EXERCISE TASK: Using the listing below, copy every line that mentions "color".

§

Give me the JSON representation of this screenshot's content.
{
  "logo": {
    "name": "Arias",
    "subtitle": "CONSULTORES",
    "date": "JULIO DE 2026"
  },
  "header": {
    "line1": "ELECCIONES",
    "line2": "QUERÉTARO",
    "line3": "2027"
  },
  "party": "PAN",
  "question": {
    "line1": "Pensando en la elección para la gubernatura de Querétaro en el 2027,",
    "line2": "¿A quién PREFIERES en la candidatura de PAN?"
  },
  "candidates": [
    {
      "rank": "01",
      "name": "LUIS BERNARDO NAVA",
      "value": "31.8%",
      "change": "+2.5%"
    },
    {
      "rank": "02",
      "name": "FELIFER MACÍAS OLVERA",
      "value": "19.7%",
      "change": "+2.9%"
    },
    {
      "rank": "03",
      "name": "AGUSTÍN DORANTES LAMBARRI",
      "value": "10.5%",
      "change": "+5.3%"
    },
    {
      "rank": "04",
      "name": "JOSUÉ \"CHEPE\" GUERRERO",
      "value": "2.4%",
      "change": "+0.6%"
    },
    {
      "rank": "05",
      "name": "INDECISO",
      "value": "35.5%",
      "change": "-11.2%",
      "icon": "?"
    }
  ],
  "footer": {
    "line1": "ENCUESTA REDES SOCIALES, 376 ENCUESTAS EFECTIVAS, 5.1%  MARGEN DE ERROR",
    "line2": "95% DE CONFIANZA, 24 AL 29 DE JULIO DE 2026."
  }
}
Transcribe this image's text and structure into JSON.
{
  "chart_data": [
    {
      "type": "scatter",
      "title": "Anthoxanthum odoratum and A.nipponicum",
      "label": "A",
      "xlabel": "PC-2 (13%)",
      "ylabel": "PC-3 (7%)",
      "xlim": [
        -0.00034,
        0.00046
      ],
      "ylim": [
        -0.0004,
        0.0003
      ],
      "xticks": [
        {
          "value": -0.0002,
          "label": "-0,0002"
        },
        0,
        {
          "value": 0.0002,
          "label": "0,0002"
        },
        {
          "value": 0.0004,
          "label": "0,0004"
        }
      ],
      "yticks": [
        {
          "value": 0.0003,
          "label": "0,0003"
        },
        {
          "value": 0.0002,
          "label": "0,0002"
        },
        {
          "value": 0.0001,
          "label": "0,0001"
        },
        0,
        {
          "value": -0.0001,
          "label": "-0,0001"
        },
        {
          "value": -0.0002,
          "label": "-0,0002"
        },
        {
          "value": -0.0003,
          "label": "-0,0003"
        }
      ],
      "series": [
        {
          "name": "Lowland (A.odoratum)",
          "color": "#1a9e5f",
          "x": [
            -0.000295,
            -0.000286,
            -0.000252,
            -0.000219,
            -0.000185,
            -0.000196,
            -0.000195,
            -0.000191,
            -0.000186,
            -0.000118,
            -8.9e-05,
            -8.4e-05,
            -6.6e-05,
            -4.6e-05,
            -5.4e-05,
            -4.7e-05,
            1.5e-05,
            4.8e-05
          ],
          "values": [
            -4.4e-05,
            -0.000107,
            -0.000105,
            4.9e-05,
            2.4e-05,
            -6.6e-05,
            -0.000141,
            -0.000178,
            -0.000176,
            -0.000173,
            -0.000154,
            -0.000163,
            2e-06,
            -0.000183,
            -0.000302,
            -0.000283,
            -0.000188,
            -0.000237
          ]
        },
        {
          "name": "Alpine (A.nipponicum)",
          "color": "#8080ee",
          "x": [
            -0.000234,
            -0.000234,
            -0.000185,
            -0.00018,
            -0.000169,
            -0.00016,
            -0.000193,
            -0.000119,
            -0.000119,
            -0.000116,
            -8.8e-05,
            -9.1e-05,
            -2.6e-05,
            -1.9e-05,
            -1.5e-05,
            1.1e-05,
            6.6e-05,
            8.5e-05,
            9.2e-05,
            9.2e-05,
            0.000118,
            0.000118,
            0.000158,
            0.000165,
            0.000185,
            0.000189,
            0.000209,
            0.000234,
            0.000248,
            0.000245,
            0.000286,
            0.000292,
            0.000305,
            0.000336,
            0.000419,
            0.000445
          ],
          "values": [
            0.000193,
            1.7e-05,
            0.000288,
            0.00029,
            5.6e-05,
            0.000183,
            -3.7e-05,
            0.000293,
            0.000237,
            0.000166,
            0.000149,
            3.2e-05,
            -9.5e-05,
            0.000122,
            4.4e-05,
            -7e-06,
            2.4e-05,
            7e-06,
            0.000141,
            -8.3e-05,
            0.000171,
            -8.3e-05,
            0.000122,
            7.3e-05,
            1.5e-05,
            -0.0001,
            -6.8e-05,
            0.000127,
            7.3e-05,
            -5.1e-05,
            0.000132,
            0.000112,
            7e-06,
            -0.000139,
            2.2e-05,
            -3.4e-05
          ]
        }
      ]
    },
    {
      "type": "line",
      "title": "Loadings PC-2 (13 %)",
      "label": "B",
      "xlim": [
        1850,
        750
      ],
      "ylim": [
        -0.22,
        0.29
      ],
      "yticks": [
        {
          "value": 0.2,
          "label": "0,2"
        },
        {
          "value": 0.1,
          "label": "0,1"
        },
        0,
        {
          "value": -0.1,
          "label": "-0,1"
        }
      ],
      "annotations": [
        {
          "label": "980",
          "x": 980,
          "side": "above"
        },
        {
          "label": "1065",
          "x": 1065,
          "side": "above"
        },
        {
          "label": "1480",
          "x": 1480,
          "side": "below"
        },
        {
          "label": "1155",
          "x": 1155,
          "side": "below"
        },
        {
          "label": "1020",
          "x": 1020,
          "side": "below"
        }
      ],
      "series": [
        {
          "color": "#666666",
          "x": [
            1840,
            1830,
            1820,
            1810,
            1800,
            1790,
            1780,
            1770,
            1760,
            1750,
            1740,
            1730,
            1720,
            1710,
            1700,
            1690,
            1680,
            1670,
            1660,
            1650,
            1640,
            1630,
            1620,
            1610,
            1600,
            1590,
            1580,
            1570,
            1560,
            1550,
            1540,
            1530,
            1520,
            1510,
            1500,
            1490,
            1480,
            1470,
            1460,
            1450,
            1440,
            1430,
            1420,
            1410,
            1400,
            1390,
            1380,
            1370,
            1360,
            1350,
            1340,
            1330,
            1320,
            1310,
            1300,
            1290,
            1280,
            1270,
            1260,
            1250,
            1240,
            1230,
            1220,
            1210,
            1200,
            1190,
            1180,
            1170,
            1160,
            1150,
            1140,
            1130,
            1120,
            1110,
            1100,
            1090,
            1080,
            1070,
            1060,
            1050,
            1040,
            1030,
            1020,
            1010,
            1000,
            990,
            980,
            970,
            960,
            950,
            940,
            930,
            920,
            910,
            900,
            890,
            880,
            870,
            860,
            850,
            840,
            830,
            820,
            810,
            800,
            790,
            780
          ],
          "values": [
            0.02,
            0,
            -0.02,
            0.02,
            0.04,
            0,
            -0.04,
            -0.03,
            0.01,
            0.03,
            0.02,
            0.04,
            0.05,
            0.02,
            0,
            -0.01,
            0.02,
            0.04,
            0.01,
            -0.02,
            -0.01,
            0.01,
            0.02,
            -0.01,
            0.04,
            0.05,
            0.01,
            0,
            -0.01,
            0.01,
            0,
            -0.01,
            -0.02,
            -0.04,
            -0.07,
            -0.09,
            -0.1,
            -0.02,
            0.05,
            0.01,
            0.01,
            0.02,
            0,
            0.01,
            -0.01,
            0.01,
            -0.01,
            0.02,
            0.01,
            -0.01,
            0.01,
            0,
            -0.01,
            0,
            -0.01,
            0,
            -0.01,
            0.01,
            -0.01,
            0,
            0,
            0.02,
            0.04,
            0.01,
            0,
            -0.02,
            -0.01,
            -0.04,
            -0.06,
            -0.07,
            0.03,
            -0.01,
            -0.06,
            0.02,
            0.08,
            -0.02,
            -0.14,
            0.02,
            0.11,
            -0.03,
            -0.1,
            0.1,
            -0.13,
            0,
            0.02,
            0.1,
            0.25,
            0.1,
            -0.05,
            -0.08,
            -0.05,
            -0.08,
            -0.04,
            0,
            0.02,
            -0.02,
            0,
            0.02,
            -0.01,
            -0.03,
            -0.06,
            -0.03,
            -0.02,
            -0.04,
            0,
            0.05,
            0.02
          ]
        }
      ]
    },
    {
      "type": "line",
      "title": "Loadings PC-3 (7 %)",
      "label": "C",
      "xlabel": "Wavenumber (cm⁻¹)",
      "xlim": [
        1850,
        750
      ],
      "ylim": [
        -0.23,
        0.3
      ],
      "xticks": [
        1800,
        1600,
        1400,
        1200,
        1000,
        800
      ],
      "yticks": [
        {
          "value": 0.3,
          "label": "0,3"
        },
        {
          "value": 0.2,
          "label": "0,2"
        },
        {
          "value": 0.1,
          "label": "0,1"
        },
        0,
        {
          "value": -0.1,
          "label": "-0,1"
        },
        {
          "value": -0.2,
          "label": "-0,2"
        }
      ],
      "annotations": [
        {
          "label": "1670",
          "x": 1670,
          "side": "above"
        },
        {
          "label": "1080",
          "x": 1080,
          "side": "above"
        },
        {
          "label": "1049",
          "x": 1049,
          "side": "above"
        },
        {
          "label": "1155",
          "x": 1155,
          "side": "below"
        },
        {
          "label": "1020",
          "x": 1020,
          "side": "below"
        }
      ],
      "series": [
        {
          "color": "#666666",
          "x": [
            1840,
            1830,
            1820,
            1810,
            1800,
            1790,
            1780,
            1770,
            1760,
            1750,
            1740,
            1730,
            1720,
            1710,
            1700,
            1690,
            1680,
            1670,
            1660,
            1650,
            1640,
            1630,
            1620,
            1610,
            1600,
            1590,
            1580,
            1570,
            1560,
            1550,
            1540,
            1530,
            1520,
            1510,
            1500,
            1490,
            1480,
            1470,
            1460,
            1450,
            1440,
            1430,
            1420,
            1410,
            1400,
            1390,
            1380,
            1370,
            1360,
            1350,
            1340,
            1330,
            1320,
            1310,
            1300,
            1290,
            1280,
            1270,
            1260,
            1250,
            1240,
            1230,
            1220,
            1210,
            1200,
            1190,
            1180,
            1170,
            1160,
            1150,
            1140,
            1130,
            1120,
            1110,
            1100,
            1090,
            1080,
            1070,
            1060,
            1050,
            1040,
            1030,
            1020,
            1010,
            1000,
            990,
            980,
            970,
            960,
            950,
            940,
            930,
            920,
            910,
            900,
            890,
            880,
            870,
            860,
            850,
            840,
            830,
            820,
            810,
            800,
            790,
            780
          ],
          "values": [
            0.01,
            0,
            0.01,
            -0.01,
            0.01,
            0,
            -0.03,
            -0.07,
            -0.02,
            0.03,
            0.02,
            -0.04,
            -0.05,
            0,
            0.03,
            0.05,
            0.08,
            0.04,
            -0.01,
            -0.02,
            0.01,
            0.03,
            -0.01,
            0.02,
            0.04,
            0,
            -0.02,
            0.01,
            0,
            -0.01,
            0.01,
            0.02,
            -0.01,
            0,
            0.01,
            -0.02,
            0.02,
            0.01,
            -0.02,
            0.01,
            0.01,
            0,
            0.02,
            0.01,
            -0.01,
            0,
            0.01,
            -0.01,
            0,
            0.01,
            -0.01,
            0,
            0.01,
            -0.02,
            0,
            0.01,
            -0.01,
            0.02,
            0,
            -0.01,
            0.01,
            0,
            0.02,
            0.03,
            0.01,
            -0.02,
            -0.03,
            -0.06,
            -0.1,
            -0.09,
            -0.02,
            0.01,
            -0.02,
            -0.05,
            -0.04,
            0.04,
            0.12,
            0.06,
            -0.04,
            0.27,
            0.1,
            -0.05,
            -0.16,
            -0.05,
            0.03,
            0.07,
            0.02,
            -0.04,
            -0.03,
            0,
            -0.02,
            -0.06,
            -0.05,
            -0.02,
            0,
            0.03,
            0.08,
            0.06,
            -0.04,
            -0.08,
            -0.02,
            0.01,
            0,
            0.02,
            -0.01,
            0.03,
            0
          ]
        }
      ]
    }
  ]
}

§

ANSWER TO THE TASK:
          "color": "#1a9e5f",
          "color": "#8080ee",
          "color": "#666666",
          "color": "#666666",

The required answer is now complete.